◆ **Task directions**
Collect every line in the records below that contains the word "Standardized".

Figure record extracts

----------

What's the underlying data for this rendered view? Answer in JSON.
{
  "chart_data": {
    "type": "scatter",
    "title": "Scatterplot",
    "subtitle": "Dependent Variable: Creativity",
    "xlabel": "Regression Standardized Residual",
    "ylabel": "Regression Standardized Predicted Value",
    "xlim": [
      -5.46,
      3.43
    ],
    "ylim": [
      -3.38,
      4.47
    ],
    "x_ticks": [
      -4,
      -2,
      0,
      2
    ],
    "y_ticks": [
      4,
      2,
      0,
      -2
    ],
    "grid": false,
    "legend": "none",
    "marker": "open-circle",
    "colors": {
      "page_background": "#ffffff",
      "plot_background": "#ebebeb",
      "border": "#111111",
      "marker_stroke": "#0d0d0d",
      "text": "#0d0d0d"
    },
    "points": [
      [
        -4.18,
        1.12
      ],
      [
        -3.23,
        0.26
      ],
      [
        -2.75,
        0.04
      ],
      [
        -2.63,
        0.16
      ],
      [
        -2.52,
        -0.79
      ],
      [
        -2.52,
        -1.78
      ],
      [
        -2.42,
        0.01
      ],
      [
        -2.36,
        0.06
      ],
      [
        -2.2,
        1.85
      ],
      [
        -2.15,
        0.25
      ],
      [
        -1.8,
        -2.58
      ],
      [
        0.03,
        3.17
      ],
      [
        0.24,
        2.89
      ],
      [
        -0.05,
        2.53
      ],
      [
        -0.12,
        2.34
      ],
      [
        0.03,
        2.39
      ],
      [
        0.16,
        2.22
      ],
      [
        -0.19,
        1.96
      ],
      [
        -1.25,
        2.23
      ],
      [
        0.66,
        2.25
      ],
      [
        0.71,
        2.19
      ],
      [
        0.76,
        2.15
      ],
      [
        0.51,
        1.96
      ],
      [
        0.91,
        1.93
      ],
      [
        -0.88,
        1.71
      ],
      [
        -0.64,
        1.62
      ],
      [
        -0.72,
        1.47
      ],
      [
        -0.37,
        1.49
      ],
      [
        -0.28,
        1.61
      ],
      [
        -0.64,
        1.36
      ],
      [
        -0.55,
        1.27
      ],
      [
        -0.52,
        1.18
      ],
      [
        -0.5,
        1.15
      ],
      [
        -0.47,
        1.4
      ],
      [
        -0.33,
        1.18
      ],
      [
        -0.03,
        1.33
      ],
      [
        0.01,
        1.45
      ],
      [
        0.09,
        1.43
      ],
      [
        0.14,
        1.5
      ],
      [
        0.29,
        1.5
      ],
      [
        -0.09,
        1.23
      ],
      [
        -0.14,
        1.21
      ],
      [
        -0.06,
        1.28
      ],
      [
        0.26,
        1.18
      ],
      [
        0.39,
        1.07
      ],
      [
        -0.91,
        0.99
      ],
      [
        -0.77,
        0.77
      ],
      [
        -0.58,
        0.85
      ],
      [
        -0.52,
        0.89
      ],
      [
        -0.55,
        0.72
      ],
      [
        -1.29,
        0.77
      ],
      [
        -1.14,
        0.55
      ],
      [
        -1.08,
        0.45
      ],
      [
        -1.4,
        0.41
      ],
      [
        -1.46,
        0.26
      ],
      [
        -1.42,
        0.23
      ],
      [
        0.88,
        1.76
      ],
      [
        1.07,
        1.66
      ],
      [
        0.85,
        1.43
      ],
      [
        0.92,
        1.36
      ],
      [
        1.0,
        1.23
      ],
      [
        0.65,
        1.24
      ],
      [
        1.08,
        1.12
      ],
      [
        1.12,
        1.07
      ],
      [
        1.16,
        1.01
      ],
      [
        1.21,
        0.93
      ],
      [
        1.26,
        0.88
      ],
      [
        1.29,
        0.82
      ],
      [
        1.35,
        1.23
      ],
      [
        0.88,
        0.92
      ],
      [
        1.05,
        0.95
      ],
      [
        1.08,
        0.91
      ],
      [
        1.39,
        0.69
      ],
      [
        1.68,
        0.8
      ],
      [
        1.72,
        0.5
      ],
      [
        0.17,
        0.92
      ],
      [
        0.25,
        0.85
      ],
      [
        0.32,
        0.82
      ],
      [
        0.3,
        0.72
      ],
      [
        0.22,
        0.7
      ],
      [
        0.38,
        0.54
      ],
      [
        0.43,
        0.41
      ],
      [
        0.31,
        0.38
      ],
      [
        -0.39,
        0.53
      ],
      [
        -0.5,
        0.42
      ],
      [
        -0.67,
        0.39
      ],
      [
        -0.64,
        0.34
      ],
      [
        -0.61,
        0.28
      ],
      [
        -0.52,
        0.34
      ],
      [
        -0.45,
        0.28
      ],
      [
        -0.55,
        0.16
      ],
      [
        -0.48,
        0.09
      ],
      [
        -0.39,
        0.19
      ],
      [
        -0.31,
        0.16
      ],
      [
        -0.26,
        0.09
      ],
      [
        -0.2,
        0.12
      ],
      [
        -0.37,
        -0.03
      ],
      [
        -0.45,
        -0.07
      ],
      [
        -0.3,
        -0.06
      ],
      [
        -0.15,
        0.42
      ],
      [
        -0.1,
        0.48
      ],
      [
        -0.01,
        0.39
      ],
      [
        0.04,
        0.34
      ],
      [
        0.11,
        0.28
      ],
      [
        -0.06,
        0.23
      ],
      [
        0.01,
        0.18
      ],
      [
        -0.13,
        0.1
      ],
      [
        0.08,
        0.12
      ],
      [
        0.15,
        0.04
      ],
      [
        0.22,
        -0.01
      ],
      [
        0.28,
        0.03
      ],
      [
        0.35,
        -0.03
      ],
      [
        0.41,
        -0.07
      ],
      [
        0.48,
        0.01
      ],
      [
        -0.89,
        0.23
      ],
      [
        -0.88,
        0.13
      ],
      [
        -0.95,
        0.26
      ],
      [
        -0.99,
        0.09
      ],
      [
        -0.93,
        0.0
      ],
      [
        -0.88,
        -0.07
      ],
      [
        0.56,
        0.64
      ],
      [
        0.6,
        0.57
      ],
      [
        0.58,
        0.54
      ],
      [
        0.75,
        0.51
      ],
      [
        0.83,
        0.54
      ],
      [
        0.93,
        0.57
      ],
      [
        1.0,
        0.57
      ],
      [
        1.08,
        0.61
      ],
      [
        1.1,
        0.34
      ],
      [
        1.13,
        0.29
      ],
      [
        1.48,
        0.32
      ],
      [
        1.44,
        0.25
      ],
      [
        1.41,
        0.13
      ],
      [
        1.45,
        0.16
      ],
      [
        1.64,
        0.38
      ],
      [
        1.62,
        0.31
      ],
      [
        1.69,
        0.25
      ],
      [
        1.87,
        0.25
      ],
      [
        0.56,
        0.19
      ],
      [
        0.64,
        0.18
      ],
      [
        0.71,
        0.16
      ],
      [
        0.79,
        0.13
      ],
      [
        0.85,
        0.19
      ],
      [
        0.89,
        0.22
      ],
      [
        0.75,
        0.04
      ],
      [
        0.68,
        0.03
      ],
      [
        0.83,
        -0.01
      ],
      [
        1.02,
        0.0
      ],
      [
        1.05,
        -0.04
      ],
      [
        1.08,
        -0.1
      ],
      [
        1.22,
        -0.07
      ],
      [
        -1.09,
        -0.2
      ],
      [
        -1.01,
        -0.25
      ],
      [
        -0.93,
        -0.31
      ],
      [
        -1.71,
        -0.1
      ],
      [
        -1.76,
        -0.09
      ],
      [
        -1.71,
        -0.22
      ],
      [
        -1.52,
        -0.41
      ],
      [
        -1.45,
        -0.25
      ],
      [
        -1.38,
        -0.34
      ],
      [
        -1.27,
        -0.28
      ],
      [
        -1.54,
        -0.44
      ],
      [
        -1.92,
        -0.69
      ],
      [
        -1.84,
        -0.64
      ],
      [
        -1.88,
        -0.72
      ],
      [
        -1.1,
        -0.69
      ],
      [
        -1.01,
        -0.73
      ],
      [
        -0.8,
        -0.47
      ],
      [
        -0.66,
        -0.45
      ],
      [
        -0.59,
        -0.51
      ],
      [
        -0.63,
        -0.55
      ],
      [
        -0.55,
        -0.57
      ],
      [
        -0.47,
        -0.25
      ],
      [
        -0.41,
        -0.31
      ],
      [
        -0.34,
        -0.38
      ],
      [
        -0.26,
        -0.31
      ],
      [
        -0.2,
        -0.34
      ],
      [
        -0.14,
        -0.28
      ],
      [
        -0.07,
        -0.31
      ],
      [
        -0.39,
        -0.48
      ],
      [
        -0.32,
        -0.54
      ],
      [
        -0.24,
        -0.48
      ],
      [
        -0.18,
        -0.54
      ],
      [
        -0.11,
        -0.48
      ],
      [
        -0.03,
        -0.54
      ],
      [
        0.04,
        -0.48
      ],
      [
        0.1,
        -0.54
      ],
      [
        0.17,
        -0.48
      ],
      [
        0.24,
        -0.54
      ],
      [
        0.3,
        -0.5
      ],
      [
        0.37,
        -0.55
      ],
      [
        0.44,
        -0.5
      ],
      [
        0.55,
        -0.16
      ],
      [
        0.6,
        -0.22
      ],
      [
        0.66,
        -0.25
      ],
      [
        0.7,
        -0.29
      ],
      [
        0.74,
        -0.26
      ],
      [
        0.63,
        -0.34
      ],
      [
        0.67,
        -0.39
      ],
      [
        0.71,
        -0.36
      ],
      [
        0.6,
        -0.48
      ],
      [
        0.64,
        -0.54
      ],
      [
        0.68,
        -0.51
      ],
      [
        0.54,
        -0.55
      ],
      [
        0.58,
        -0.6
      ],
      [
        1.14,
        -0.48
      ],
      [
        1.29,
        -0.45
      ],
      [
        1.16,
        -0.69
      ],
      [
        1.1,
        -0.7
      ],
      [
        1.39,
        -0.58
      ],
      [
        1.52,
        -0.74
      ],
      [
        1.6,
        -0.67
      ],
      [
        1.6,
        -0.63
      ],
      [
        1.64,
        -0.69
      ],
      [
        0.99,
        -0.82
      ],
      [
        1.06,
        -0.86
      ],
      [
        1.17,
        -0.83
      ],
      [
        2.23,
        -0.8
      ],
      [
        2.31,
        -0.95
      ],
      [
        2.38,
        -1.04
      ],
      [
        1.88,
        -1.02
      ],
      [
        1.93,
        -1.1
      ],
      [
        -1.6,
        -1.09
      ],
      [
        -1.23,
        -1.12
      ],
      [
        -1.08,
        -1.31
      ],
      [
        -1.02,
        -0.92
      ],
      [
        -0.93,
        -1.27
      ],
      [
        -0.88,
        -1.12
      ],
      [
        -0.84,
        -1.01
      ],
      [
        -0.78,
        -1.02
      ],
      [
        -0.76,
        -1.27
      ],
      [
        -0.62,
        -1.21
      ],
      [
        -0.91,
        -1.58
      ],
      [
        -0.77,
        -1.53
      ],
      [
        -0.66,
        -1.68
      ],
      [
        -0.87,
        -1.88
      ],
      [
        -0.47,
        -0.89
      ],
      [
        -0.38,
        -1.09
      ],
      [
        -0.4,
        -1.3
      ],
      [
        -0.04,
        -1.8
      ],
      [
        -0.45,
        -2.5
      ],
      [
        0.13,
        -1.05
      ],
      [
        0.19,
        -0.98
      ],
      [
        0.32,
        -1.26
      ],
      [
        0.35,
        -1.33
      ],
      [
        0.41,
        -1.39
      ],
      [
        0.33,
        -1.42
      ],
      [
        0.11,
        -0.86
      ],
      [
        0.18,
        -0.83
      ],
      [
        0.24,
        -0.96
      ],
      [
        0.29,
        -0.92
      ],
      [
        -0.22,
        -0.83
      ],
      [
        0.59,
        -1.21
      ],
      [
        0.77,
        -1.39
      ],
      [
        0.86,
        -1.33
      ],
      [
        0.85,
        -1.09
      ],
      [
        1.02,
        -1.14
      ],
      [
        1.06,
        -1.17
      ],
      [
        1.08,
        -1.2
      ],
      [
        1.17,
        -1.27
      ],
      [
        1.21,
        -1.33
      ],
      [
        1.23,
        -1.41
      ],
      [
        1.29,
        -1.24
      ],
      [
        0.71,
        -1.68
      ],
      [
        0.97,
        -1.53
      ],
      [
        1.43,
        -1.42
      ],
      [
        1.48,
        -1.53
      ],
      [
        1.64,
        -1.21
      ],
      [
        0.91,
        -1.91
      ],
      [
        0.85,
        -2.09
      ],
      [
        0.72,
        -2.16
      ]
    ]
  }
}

----------

◆ **Solution for this exercise**
    "xlabel": "Regression Standardized Residual",
    "ylabel": "Regression Standardized Predicted Value",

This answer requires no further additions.